What to produce :: Below are the records; reproduce all of them exactly but without any images.

[Dataset rows about figures]
================

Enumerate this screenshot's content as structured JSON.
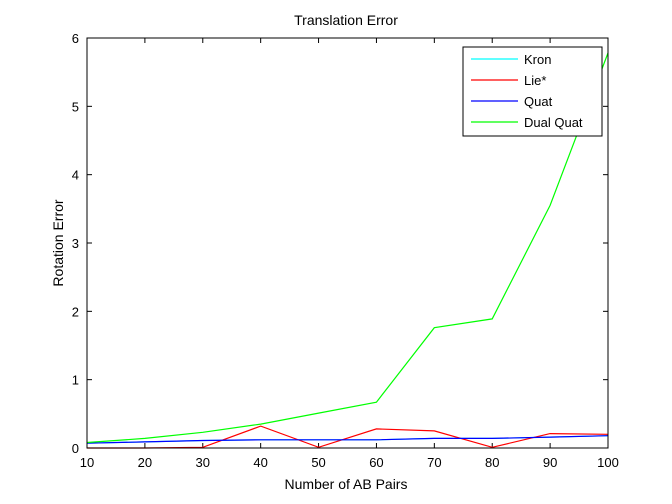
{
  "chart_data": {
    "type": "line",
    "title": "Translation Error",
    "xlabel": "Number of AB Pairs",
    "ylabel": "Rotation Error",
    "xlim": [
      10,
      100
    ],
    "ylim": [
      0,
      6
    ],
    "x_ticks": [
      "10",
      "20",
      "30",
      "40",
      "50",
      "60",
      "70",
      "80",
      "90",
      "100"
    ],
    "y_ticks": [
      "0",
      "1",
      "2",
      "3",
      "4",
      "5",
      "6"
    ],
    "grid": false,
    "legend_position": "top-right",
    "x": [
      10,
      20,
      30,
      40,
      50,
      60,
      70,
      80,
      90,
      100
    ],
    "series": [
      {
        "name": "Kron",
        "color": "#00ffff",
        "values": [
          0.07,
          0.09,
          0.11,
          0.12,
          0.12,
          0.12,
          0.14,
          0.14,
          0.16,
          0.18
        ]
      },
      {
        "name": "Lie*",
        "color": "#ff0000",
        "values": [
          0.0,
          0.0,
          0.01,
          0.32,
          0.01,
          0.28,
          0.25,
          0.01,
          0.21,
          0.2
        ]
      },
      {
        "name": "Quat",
        "color": "#0000ff",
        "values": [
          0.07,
          0.09,
          0.11,
          0.12,
          0.12,
          0.12,
          0.14,
          0.14,
          0.16,
          0.18
        ]
      },
      {
        "name": "Dual Quat",
        "color": "#00ff00",
        "values": [
          0.08,
          0.14,
          0.23,
          0.35,
          0.51,
          0.67,
          1.76,
          1.89,
          3.55,
          5.78
        ]
      }
    ]
  }
}
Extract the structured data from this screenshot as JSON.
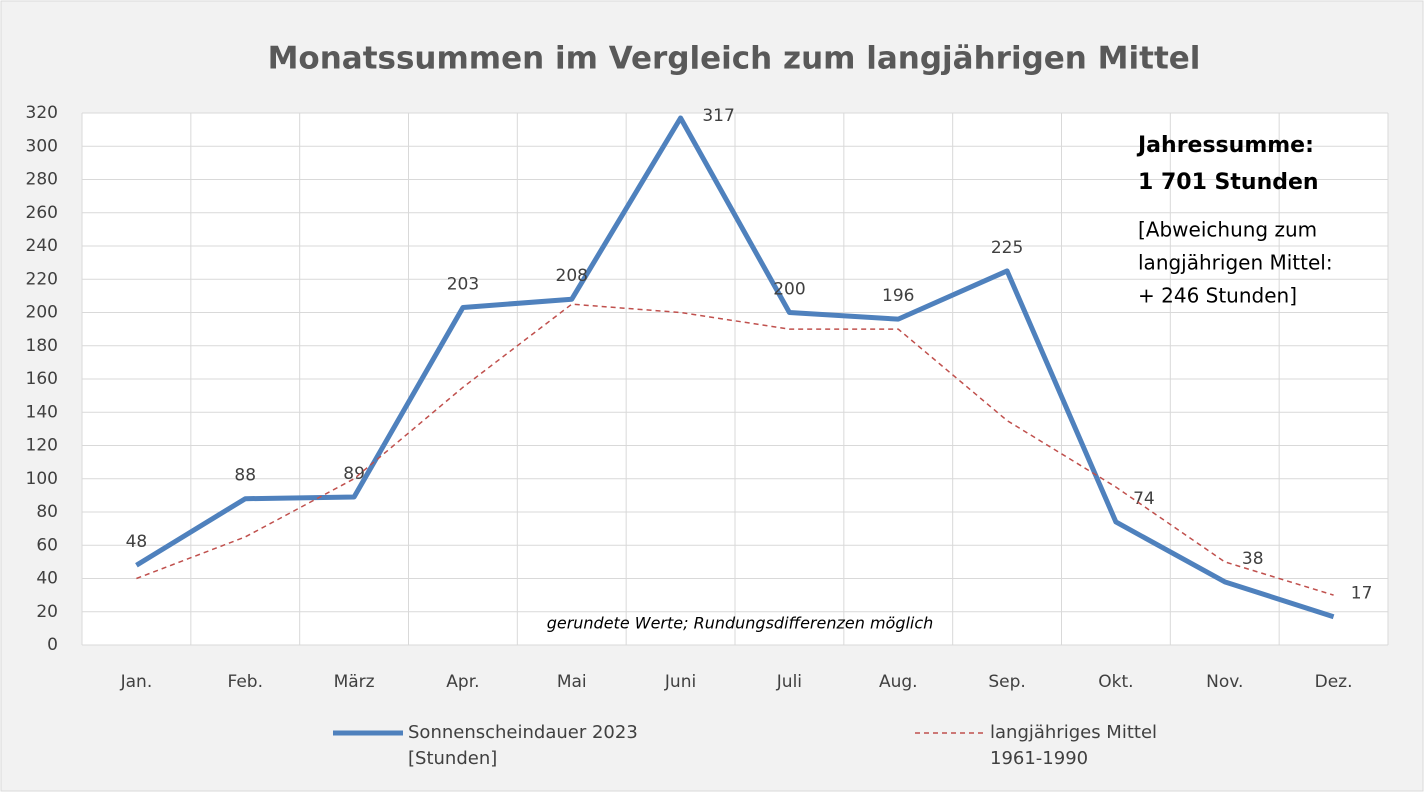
{
  "chart_data": {
    "type": "line",
    "title": "Monatssummen im Vergleich zum langjährigen Mittel",
    "categories": [
      "Jan.",
      "Feb.",
      "März",
      "Apr.",
      "Mai",
      "Juni",
      "Juli",
      "Aug.",
      "Sep.",
      "Okt.",
      "Nov.",
      "Dez."
    ],
    "series": [
      {
        "name": "Sonnenscheindauer 2023 [Stunden]",
        "color": "#4f81bd",
        "style": "solid",
        "values": [
          48,
          88,
          89,
          203,
          208,
          317,
          200,
          196,
          225,
          74,
          38,
          17
        ]
      },
      {
        "name": "langjähriges Mittel 1961-1990",
        "color": "#c0504d",
        "style": "dashed",
        "values": [
          40,
          65,
          100,
          155,
          205,
          200,
          190,
          190,
          135,
          95,
          50,
          30
        ]
      }
    ],
    "ylim": [
      0,
      320
    ],
    "yticks": [
      0,
      20,
      40,
      60,
      80,
      100,
      120,
      140,
      160,
      180,
      200,
      220,
      240,
      260,
      280,
      300,
      320
    ],
    "grid": true,
    "annotations": {
      "total": [
        "Jahressumme:",
        "1 701 Stunden"
      ],
      "deviation": [
        "[Abweichung zum",
        "langjährigen Mittel:",
        "+  246 Stunden]"
      ],
      "note": "gerundete Werte; Rundungsdifferenzen möglich"
    }
  }
}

================

Written response ::
Enumerate this screenshot's content as structured JSON.
{
  "chart_data": {
    "type": "line",
    "title": "Translation Error",
    "xlabel": "Number of AB Pairs",
    "ylabel": "Rotation Error",
    "xlim": [
      10,
      100
    ],
    "ylim": [
      0,
      6
    ],
    "x_ticks": [
      "10",
      "20",
      "30",
      "40",
      "50",
      "60",
      "70",
      "80",
      "90",
      "100"
    ],
    "y_ticks": [
      "0",
      "1",
      "2",
      "3",
      "4",
      "5",
      "6"
    ],
    "grid": false,
    "legend_position": "top-right",
    "x": [
      10,
      20,
      30,
      40,
      50,
      60,
      70,
      80,
      90,
      100
    ],
    "series": [
      {
        "name": "Kron",
        "color": "#00ffff",
        "values": [
          0.07,
          0.09,
          0.11,
          0.12,
          0.12,
          0.12,
          0.14,
          0.14,
          0.16,
          0.18
        ]
      },
      {
        "name": "Lie*",
        "color": "#ff0000",
        "values": [
          0.0,
          0.0,
          0.01,
          0.32,
          0.01,
          0.28,
          0.25,
          0.01,
          0.21,
          0.2
        ]
      },
      {
        "name": "Quat",
        "color": "#0000ff",
        "values": [
          0.07,
          0.09,
          0.11,
          0.12,
          0.12,
          0.12,
          0.14,
          0.14,
          0.16,
          0.18
        ]
      },
      {
        "name": "Dual Quat",
        "color": "#00ff00",
        "values": [
          0.08,
          0.14,
          0.23,
          0.35,
          0.51,
          0.67,
          1.76,
          1.89,
          3.55,
          5.78
        ]
      }
    ]
  }
}
Extract the structured data from this screenshot as JSON.
{
  "chart_data": {
    "type": "line",
    "title": "Monatssummen im Vergleich zum langjährigen Mittel",
    "categories": [
      "Jan.",
      "Feb.",
      "März",
      "Apr.",
      "Mai",
      "Juni",
      "Juli",
      "Aug.",
      "Sep.",
      "Okt.",
      "Nov.",
      "Dez."
    ],
    "series": [
      {
        "name": "Sonnenscheindauer 2023 [Stunden]",
        "color": "#4f81bd",
        "style": "solid",
        "values": [
          48,
          88,
          89,
          203,
          208,
          317,
          200,
          196,
          225,
          74,
          38,
          17
        ]
      },
      {
        "name": "langjähriges Mittel 1961-1990",
        "color": "#c0504d",
        "style": "dashed",
        "values": [
          40,
          65,
          100,
          155,
          205,
          200,
          190,
          190,
          135,
          95,
          50,
          30
        ]
      }
    ],
    "ylim": [
      0,
      320
    ],
    "yticks": [
      0,
      20,
      40,
      60,
      80,
      100,
      120,
      140,
      160,
      180,
      200,
      220,
      240,
      260,
      280,
      300,
      320
    ],
    "grid": true,
    "annotations": {
      "total": [
        "Jahressumme:",
        "1 701 Stunden"
      ],
      "deviation": [
        "[Abweichung zum",
        "langjährigen Mittel:",
        "+  246 Stunden]"
      ],
      "note": "gerundete Werte; Rundungsdifferenzen möglich"
    }
  }
}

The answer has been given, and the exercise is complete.